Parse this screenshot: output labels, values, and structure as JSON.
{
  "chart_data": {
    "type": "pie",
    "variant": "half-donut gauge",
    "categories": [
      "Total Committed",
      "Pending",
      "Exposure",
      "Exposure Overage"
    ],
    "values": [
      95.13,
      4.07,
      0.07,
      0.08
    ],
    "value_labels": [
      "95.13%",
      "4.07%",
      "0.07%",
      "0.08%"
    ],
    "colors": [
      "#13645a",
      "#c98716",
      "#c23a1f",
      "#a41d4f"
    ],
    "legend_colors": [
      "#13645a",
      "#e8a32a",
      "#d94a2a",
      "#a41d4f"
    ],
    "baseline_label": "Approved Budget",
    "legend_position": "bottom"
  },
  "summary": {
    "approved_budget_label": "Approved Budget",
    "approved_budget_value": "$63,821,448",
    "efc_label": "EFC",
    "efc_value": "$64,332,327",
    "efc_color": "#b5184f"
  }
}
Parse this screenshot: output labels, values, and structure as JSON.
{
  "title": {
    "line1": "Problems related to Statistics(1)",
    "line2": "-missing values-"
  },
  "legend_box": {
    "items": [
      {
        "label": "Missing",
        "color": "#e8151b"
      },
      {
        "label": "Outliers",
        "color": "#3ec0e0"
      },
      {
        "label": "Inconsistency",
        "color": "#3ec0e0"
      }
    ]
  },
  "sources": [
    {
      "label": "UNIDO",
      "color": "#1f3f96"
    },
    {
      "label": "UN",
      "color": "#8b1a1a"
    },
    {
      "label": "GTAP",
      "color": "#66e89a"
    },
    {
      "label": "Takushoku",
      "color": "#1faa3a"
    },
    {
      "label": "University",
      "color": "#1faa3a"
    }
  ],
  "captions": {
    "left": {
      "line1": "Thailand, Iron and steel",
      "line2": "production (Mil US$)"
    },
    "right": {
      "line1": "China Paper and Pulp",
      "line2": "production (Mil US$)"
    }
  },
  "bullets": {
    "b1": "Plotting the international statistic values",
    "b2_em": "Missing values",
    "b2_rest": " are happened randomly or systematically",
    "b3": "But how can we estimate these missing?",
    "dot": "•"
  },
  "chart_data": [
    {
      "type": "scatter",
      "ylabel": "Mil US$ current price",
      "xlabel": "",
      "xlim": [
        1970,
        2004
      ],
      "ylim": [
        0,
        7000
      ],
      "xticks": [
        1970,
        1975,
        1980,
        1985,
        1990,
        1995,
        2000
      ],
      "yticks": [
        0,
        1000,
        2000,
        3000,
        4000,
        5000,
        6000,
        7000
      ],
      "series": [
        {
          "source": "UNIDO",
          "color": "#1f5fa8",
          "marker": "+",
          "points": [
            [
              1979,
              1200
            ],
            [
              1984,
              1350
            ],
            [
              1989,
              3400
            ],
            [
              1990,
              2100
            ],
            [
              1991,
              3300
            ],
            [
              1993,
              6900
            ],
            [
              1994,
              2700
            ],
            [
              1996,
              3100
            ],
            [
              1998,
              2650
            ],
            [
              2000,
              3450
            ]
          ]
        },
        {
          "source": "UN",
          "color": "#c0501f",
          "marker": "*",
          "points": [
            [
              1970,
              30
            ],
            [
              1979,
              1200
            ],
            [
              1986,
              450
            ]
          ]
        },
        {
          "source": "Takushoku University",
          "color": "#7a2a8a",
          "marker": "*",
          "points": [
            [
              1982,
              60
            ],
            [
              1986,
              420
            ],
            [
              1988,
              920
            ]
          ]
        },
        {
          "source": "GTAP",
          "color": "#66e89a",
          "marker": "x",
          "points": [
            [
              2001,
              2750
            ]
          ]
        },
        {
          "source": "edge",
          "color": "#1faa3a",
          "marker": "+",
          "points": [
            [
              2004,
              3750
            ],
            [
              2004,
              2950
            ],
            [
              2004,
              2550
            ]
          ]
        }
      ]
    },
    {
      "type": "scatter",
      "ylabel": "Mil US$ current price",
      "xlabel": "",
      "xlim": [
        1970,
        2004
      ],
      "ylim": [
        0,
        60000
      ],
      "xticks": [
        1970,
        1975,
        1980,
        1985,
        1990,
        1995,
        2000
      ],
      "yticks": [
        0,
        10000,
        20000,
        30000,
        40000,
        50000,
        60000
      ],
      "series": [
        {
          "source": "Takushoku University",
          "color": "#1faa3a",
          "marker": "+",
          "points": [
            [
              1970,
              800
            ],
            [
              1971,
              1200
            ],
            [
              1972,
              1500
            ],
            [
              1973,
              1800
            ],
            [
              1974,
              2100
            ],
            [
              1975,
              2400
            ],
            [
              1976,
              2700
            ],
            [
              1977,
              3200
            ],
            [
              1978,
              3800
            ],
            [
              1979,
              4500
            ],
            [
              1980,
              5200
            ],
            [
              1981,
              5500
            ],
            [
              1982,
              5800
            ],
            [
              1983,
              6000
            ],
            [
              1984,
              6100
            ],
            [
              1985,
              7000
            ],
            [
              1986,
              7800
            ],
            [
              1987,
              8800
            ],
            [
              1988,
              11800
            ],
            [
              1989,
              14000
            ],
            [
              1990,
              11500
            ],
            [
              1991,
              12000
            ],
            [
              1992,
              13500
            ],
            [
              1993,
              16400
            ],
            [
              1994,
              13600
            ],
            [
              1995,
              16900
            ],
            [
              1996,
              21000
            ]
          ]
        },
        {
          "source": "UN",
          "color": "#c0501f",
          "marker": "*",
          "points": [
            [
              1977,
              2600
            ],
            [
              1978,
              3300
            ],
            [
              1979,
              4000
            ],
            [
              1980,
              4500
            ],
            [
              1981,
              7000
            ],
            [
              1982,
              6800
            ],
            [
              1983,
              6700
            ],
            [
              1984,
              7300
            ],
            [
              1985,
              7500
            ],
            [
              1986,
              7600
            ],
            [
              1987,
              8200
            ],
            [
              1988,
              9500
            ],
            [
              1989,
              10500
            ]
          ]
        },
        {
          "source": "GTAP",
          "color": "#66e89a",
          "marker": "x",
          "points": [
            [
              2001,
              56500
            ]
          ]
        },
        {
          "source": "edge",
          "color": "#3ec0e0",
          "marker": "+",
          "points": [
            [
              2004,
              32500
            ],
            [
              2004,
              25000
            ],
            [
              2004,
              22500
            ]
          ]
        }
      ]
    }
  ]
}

◆ ◆ ◆

TASK -
Copy all of the data exactly.

FINISHED EXERCISE -
Parse this screenshot: output labels, values, and structure as JSON.
{
  "chart_data": {
    "type": "pie",
    "variant": "half-donut gauge",
    "categories": [
      "Total Committed",
      "Pending",
      "Exposure",
      "Exposure Overage"
    ],
    "values": [
      95.13,
      4.07,
      0.07,
      0.08
    ],
    "value_labels": [
      "95.13%",
      "4.07%",
      "0.07%",
      "0.08%"
    ],
    "colors": [
      "#13645a",
      "#c98716",
      "#c23a1f",
      "#a41d4f"
    ],
    "legend_colors": [
      "#13645a",
      "#e8a32a",
      "#d94a2a",
      "#a41d4f"
    ],
    "baseline_label": "Approved Budget",
    "legend_position": "bottom"
  },
  "summary": {
    "approved_budget_label": "Approved Budget",
    "approved_budget_value": "$63,821,448",
    "efc_label": "EFC",
    "efc_value": "$64,332,327",
    "efc_color": "#b5184f"
  }
}
Parse this screenshot: output labels, values, and structure as JSON.
{
  "title": {
    "line1": "Problems related to Statistics(1)",
    "line2": "-missing values-"
  },
  "legend_box": {
    "items": [
      {
        "label": "Missing",
        "color": "#e8151b"
      },
      {
        "label": "Outliers",
        "color": "#3ec0e0"
      },
      {
        "label": "Inconsistency",
        "color": "#3ec0e0"
      }
    ]
  },
  "sources": [
    {
      "label": "UNIDO",
      "color": "#1f3f96"
    },
    {
      "label": "UN",
      "color": "#8b1a1a"
    },
    {
      "label": "GTAP",
      "color": "#66e89a"
    },
    {
      "label": "Takushoku",
      "color": "#1faa3a"
    },
    {
      "label": "University",
      "color": "#1faa3a"
    }
  ],
  "captions": {
    "left": {
      "line1": "Thailand, Iron and steel",
      "line2": "production (Mil US$)"
    },
    "right": {
      "line1": "China Paper and Pulp",
      "line2": "production (Mil US$)"
    }
  },
  "bullets": {
    "b1": "Plotting the international statistic values",
    "b2_em": "Missing values",
    "b2_rest": " are happened randomly or systematically",
    "b3": "But how can we estimate these missing?",
    "dot": "•"
  },
  "chart_data": [
    {
      "type": "scatter",
      "ylabel": "Mil US$ current price",
      "xlabel": "",
      "xlim": [
        1970,
        2004
      ],
      "ylim": [
        0,
        7000
      ],
      "xticks": [
        1970,
        1975,
        1980,
        1985,
        1990,
        1995,
        2000
      ],
      "yticks": [
        0,
        1000,
        2000,
        3000,
        4000,
        5000,
        6000,
        7000
      ],
      "series": [
        {
          "source": "UNIDO",
          "color": "#1f5fa8",
          "marker": "+",
          "points": [
            [
              1979,
              1200
            ],
            [
              1984,
              1350
            ],
            [
              1989,
              3400
            ],
            [
              1990,
              2100
            ],
            [
              1991,
              3300
            ],
            [
              1993,
              6900
            ],
            [
              1994,
              2700
            ],
            [
              1996,
              3100
            ],
            [
              1998,
              2650
            ],
            [
              2000,
              3450
            ]
          ]
        },
        {
          "source": "UN",
          "color": "#c0501f",
          "marker": "*",
          "points": [
            [
              1970,
              30
            ],
            [
              1979,
              1200
            ],
            [
              1986,
              450
            ]
          ]
        },
        {
          "source": "Takushoku University",
          "color": "#7a2a8a",
          "marker": "*",
          "points": [
            [
              1982,
              60
            ],
            [
              1986,
              420
            ],
            [
              1988,
              920
            ]
          ]
        },
        {
          "source": "GTAP",
          "color": "#66e89a",
          "marker": "x",
          "points": [
            [
              2001,
              2750
            ]
          ]
        },
        {
          "source": "edge",
          "color": "#1faa3a",
          "marker": "+",
          "points": [
            [
              2004,
              3750
            ],
            [
              2004,
              2950
            ],
            [
              2004,
              2550
            ]
          ]
        }
      ]
    },
    {
      "type": "scatter",
      "ylabel": "Mil US$ current price",
      "xlabel": "",
      "xlim": [
        1970,
        2004
      ],
      "ylim": [
        0,
        60000
      ],
      "xticks": [
        1970,
        1975,
        1980,
        1985,
        1990,
        1995,
        2000
      ],
      "yticks": [
        0,
        10000,
        20000,
        30000,
        40000,
        50000,
        60000
      ],
      "series": [
        {
          "source": "Takushoku University",
          "color": "#1faa3a",
          "marker": "+",
          "points": [
            [
              1970,
              800
            ],
            [
              1971,
              1200
            ],
            [
              1972,
              1500
            ],
            [
              1973,
              1800
            ],
            [
              1974,
              2100
            ],
            [
              1975,
              2400
            ],
            [
              1976,
              2700
            ],
            [
              1977,
              3200
            ],
            [
              1978,
              3800
            ],
            [
              1979,
              4500
            ],
            [
              1980,
              5200
            ],
            [
              1981,
              5500
            ],
            [
              1982,
              5800
            ],
            [
              1983,
              6000
            ],
            [
              1984,
              6100
            ],
            [
              1985,
              7000
            ],
            [
              1986,
              7800
            ],
            [
              1987,
              8800
            ],
            [
              1988,
              11800
            ],
            [
              1989,
              14000
            ],
            [
              1990,
              11500
            ],
            [
              1991,
              12000
            ],
            [
              1992,
              13500
            ],
            [
              1993,
              16400
            ],
            [
              1994,
              13600
            ],
            [
              1995,
              16900
            ],
            [
              1996,
              21000
            ]
          ]
        },
        {
          "source": "UN",
          "color": "#c0501f",
          "marker": "*",
          "points": [
            [
              1977,
              2600
            ],
            [
              1978,
              3300
            ],
            [
              1979,
              4000
            ],
            [
              1980,
              4500
            ],
            [
              1981,
              7000
            ],
            [
              1982,
              6800
            ],
            [
              1983,
              6700
            ],
            [
              1984,
              7300
            ],
            [
              1985,
              7500
            ],
            [
              1986,
              7600
            ],
            [
              1987,
              8200
            ],
            [
              1988,
              9500
            ],
            [
              1989,
              10500
            ]
          ]
        },
        {
          "source": "GTAP",
          "color": "#66e89a",
          "marker": "x",
          "points": [
            [
              2001,
              56500
            ]
          ]
        },
        {
          "source": "edge",
          "color": "#3ec0e0",
          "marker": "+",
          "points": [
            [
              2004,
              32500
            ],
            [
              2004,
              25000
            ],
            [
              2004,
              22500
            ]
          ]
        }
      ]
    }
  ]
}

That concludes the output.